- EXERCISE: Images do not belong in the copy. Retype all the entries below exactly.

- SOURCE DATA:

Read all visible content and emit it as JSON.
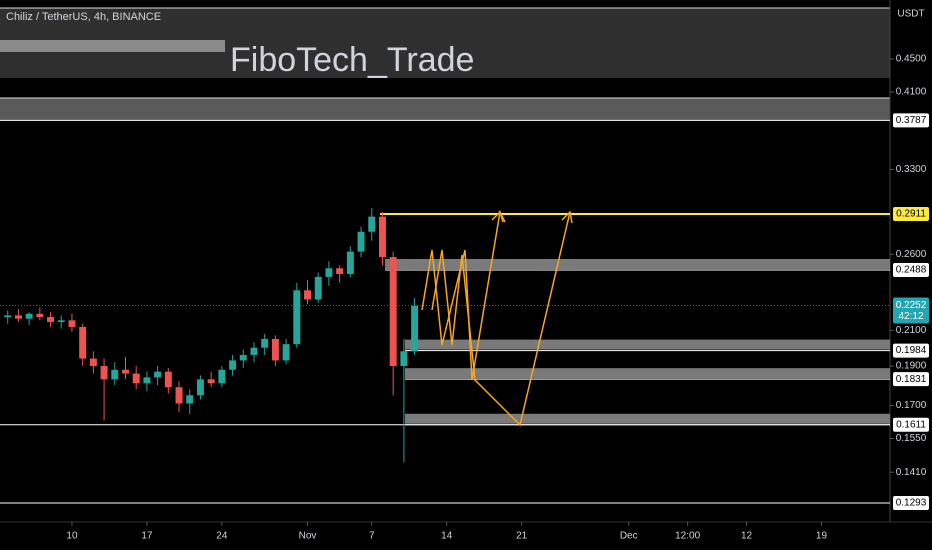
{
  "chart_data": {
    "type": "candlestick",
    "title": "Chiliz / TetherUS, 4h, BINANCE",
    "currency": "USDT",
    "watermark": "FiboTech_Trade",
    "log_scale": true,
    "up_color": "#26a69a",
    "down_color": "#ef5350",
    "x": [
      -6,
      -5,
      -4,
      -3,
      -2,
      -1,
      0,
      1,
      2,
      3,
      4,
      5,
      6,
      7,
      8,
      9,
      10,
      11,
      12,
      13,
      14,
      15,
      16,
      17,
      18,
      19,
      20,
      21,
      22,
      23,
      24,
      25,
      26,
      27,
      28,
      29,
      30,
      31,
      32
    ],
    "open": [
      0.218,
      0.219,
      0.217,
      0.22,
      0.218,
      0.215,
      0.216,
      0.212,
      0.194,
      0.19,
      0.183,
      0.188,
      0.186,
      0.181,
      0.184,
      0.187,
      0.179,
      0.171,
      0.175,
      0.183,
      0.181,
      0.188,
      0.193,
      0.196,
      0.2,
      0.205,
      0.193,
      0.202,
      0.235,
      0.229,
      0.244,
      0.25,
      0.246,
      0.262,
      0.277,
      0.289,
      0.258,
      0.19,
      0.198
    ],
    "high": [
      0.222,
      0.223,
      0.221,
      0.224,
      0.221,
      0.219,
      0.22,
      0.214,
      0.198,
      0.194,
      0.192,
      0.195,
      0.19,
      0.187,
      0.19,
      0.189,
      0.182,
      0.178,
      0.185,
      0.187,
      0.19,
      0.196,
      0.199,
      0.203,
      0.208,
      0.207,
      0.205,
      0.24,
      0.242,
      0.247,
      0.255,
      0.252,
      0.266,
      0.281,
      0.296,
      0.293,
      0.262,
      0.205,
      0.23
    ],
    "low": [
      0.214,
      0.215,
      0.213,
      0.216,
      0.212,
      0.211,
      0.209,
      0.19,
      0.186,
      0.163,
      0.18,
      0.183,
      0.178,
      0.177,
      0.18,
      0.176,
      0.167,
      0.166,
      0.173,
      0.179,
      0.179,
      0.185,
      0.189,
      0.192,
      0.196,
      0.19,
      0.191,
      0.2,
      0.226,
      0.227,
      0.238,
      0.24,
      0.244,
      0.258,
      0.27,
      0.252,
      0.175,
      0.145,
      0.196
    ],
    "close": [
      0.219,
      0.217,
      0.22,
      0.218,
      0.215,
      0.216,
      0.212,
      0.194,
      0.19,
      0.183,
      0.188,
      0.186,
      0.181,
      0.184,
      0.187,
      0.179,
      0.171,
      0.175,
      0.183,
      0.181,
      0.188,
      0.193,
      0.196,
      0.2,
      0.205,
      0.193,
      0.202,
      0.235,
      0.229,
      0.244,
      0.25,
      0.246,
      0.262,
      0.277,
      0.289,
      0.258,
      0.19,
      0.198,
      0.225
    ],
    "xlim": [
      -6.72,
      76.4
    ],
    "ylim": [
      0.1226,
      0.531
    ],
    "xticks": [
      {
        "value": 0,
        "label": "10"
      },
      {
        "value": 7,
        "label": "17"
      },
      {
        "value": 14,
        "label": "24"
      },
      {
        "value": 22,
        "label": "Nov"
      },
      {
        "value": 28,
        "label": "7"
      },
      {
        "value": 35,
        "label": "14"
      },
      {
        "value": 42,
        "label": "21"
      },
      {
        "value": 52,
        "label": "Dec"
      },
      {
        "value": 57.5,
        "label": "12:00"
      },
      {
        "value": 63,
        "label": "12"
      },
      {
        "value": 70,
        "label": "19"
      }
    ],
    "yticks": [
      {
        "value": 0.45,
        "label": "0.4500"
      },
      {
        "value": 0.41,
        "label": "0.4100"
      },
      {
        "value": 0.33,
        "label": "0.3300"
      },
      {
        "value": 0.26,
        "label": "0.2600"
      },
      {
        "value": 0.21,
        "label": "0.2100"
      },
      {
        "value": 0.19,
        "label": "0.1900"
      },
      {
        "value": 0.17,
        "label": "0.1700"
      },
      {
        "value": 0.155,
        "label": "0.1550"
      },
      {
        "value": 0.141,
        "label": "0.1410"
      }
    ],
    "levels": [
      {
        "value": 0.3787,
        "color": "#ffffff"
      },
      {
        "value": 0.2911,
        "color": "#ffeb3b"
      },
      {
        "value": 0.2488,
        "color": "#ffffff"
      },
      {
        "value": 0.1984,
        "color": "#ffffff"
      },
      {
        "value": 0.1831,
        "color": "#ffffff"
      },
      {
        "value": 0.1611,
        "color": "#ffffff"
      },
      {
        "value": 0.1293,
        "color": "#ffffff"
      }
    ],
    "last_price": {
      "value": 0.2252,
      "countdown": "42:12",
      "color": "#22a6b3"
    }
  }
}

- ANSWER BELOW:
Read all visible content and emit it as JSON.
{
  "chart_data": {
    "type": "candlestick",
    "title": "Chiliz / TetherUS, 4h, BINANCE",
    "currency": "USDT",
    "watermark": "FiboTech_Trade",
    "log_scale": true,
    "up_color": "#26a69a",
    "down_color": "#ef5350",
    "x": [
      -6,
      -5,
      -4,
      -3,
      -2,
      -1,
      0,
      1,
      2,
      3,
      4,
      5,
      6,
      7,
      8,
      9,
      10,
      11,
      12,
      13,
      14,
      15,
      16,
      17,
      18,
      19,
      20,
      21,
      22,
      23,
      24,
      25,
      26,
      27,
      28,
      29,
      30,
      31,
      32
    ],
    "open": [
      0.218,
      0.219,
      0.217,
      0.22,
      0.218,
      0.215,
      0.216,
      0.212,
      0.194,
      0.19,
      0.183,
      0.188,
      0.186,
      0.181,
      0.184,
      0.187,
      0.179,
      0.171,
      0.175,
      0.183,
      0.181,
      0.188,
      0.193,
      0.196,
      0.2,
      0.205,
      0.193,
      0.202,
      0.235,
      0.229,
      0.244,
      0.25,
      0.246,
      0.262,
      0.277,
      0.289,
      0.258,
      0.19,
      0.198
    ],
    "high": [
      0.222,
      0.223,
      0.221,
      0.224,
      0.221,
      0.219,
      0.22,
      0.214,
      0.198,
      0.194,
      0.192,
      0.195,
      0.19,
      0.187,
      0.19,
      0.189,
      0.182,
      0.178,
      0.185,
      0.187,
      0.19,
      0.196,
      0.199,
      0.203,
      0.208,
      0.207,
      0.205,
      0.24,
      0.242,
      0.247,
      0.255,
      0.252,
      0.266,
      0.281,
      0.296,
      0.293,
      0.262,
      0.205,
      0.23
    ],
    "low": [
      0.214,
      0.215,
      0.213,
      0.216,
      0.212,
      0.211,
      0.209,
      0.19,
      0.186,
      0.163,
      0.18,
      0.183,
      0.178,
      0.177,
      0.18,
      0.176,
      0.167,
      0.166,
      0.173,
      0.179,
      0.179,
      0.185,
      0.189,
      0.192,
      0.196,
      0.19,
      0.191,
      0.2,
      0.226,
      0.227,
      0.238,
      0.24,
      0.244,
      0.258,
      0.27,
      0.252,
      0.175,
      0.145,
      0.196
    ],
    "close": [
      0.219,
      0.217,
      0.22,
      0.218,
      0.215,
      0.216,
      0.212,
      0.194,
      0.19,
      0.183,
      0.188,
      0.186,
      0.181,
      0.184,
      0.187,
      0.179,
      0.171,
      0.175,
      0.183,
      0.181,
      0.188,
      0.193,
      0.196,
      0.2,
      0.205,
      0.193,
      0.202,
      0.235,
      0.229,
      0.244,
      0.25,
      0.246,
      0.262,
      0.277,
      0.289,
      0.258,
      0.19,
      0.198,
      0.225
    ],
    "xlim": [
      -6.72,
      76.4
    ],
    "ylim": [
      0.1226,
      0.531
    ],
    "xticks": [
      {
        "value": 0,
        "label": "10"
      },
      {
        "value": 7,
        "label": "17"
      },
      {
        "value": 14,
        "label": "24"
      },
      {
        "value": 22,
        "label": "Nov"
      },
      {
        "value": 28,
        "label": "7"
      },
      {
        "value": 35,
        "label": "14"
      },
      {
        "value": 42,
        "label": "21"
      },
      {
        "value": 52,
        "label": "Dec"
      },
      {
        "value": 57.5,
        "label": "12:00"
      },
      {
        "value": 63,
        "label": "12"
      },
      {
        "value": 70,
        "label": "19"
      }
    ],
    "yticks": [
      {
        "value": 0.45,
        "label": "0.4500"
      },
      {
        "value": 0.41,
        "label": "0.4100"
      },
      {
        "value": 0.33,
        "label": "0.3300"
      },
      {
        "value": 0.26,
        "label": "0.2600"
      },
      {
        "value": 0.21,
        "label": "0.2100"
      },
      {
        "value": 0.19,
        "label": "0.1900"
      },
      {
        "value": 0.17,
        "label": "0.1700"
      },
      {
        "value": 0.155,
        "label": "0.1550"
      },
      {
        "value": 0.141,
        "label": "0.1410"
      }
    ],
    "levels": [
      {
        "value": 0.3787,
        "color": "#ffffff"
      },
      {
        "value": 0.2911,
        "color": "#ffeb3b"
      },
      {
        "value": 0.2488,
        "color": "#ffffff"
      },
      {
        "value": 0.1984,
        "color": "#ffffff"
      },
      {
        "value": 0.1831,
        "color": "#ffffff"
      },
      {
        "value": 0.1611,
        "color": "#ffffff"
      },
      {
        "value": 0.1293,
        "color": "#ffffff"
      }
    ],
    "last_price": {
      "value": 0.2252,
      "countdown": "42:12",
      "color": "#22a6b3"
    }
  }
}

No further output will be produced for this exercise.